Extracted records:
§ §

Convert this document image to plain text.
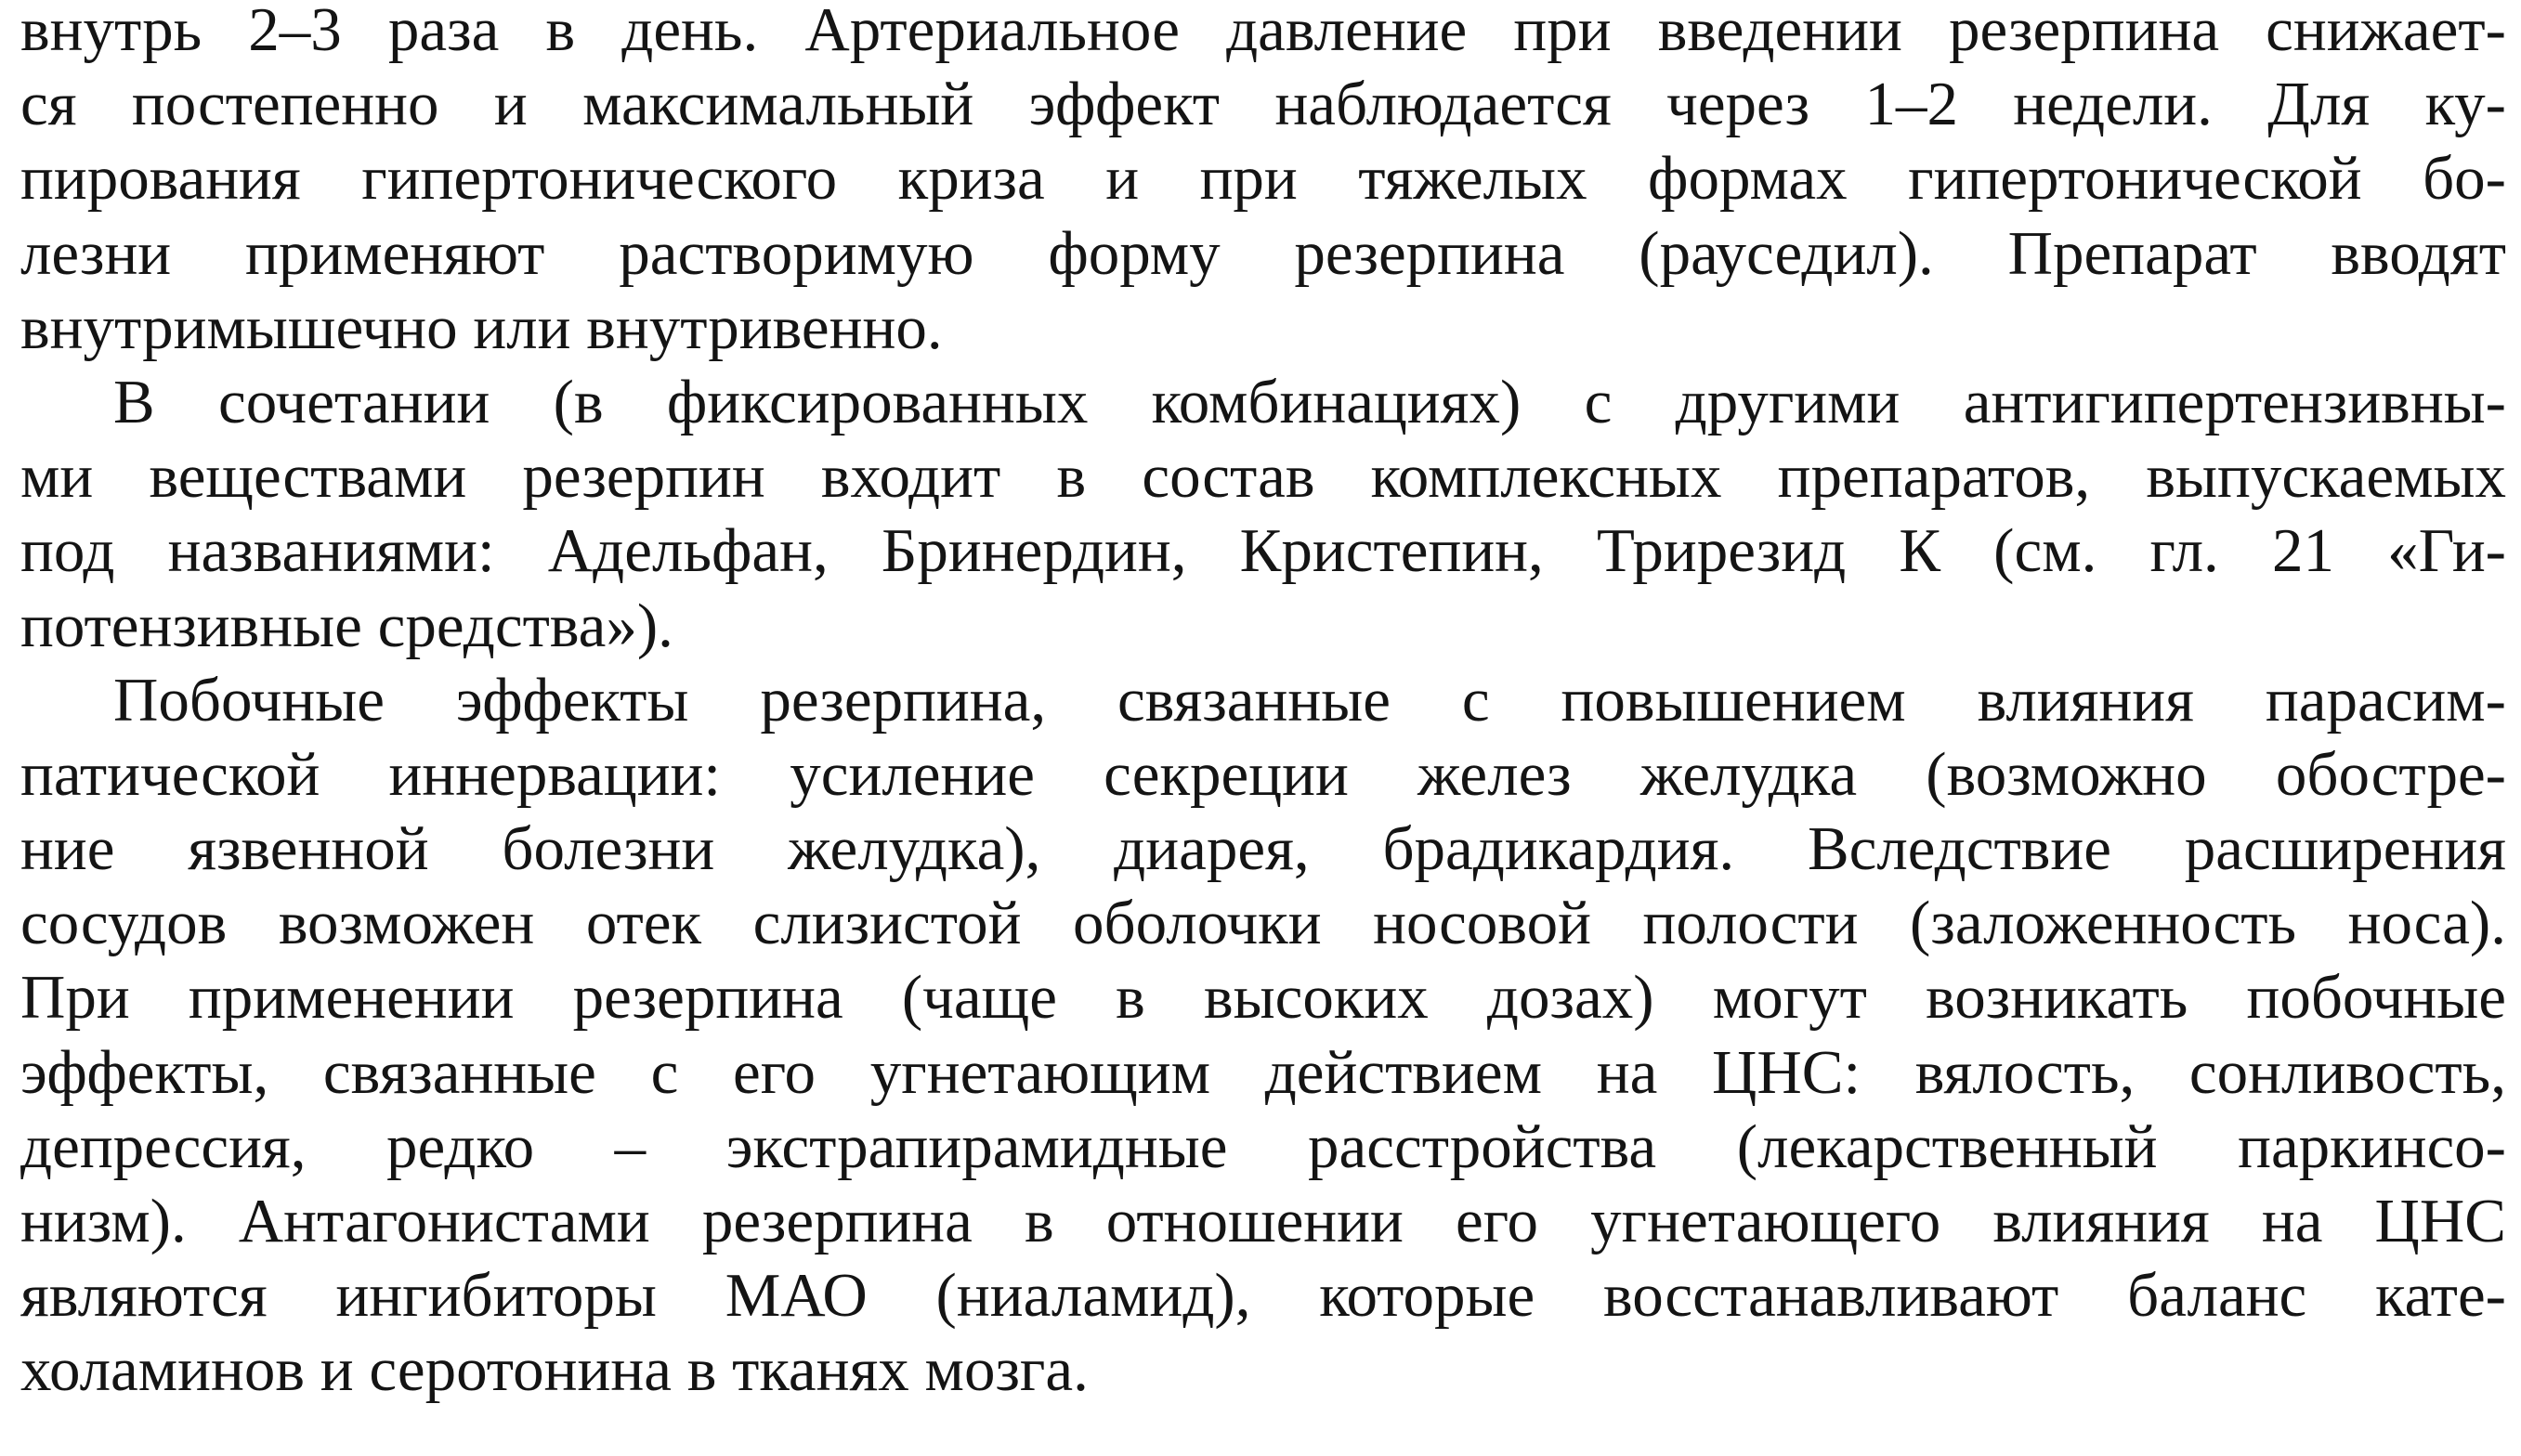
внутрь 2–3 раза в день. Артериальное давление при введении резерпина снижает-
ся постепенно и максимальный эффект наблюдается через 1–2 недели. Для ку-
пирования гипертонического криза и при тяжелых формах гипертонической бо-
лезни применяют растворимую форму резерпина (рауседил). Препарат вводят
внутримышечно или внутривенно.

В сочетании (в фиксированных комбинациях) с другими антигипертензивны-
ми веществами резерпин входит в состав комплексных препаратов, выпускаемых
под названиями: Адельфан, Бринердин, Кристепин, Трирезид К (см. гл. 21 «Ги-
потензивные средства»).

Побочные эффекты резерпина, связанные с повышением влияния парасим-
патической иннервации: усиление секреции желез желудка (возможно обостре-
ние язвенной болезни желудка), диарея, брадикардия. Вследствие расширения
сосудов возможен отек слизистой оболочки носовой полости (заложенность носа).
При применении резерпина (чаще в высоких дозах) могут возникать побочные
эффекты, связанные с его угнетающим действием на ЦНС: вялость, сонливость,
депрессия, редко – экстрапирамидные расстройства (лекарственный паркинсо-
низм). Антагонистами резерпина в отношении его угнетающего влияния на ЦНС
являются ингибиторы МАО (ниаламид), которые восстанавливают баланс кате-
холаминов и серотонина в тканях мозга.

§ §

▸ REQUEST
Filter the entries down to the lines with the word "желудка" in them.

▸ TASK SOLUTION
патической иннервации: усиление секреции желез желудка (возможно обостре-
ние язвенной болезни желудка), диарея, брадикардия. Вследствие расширения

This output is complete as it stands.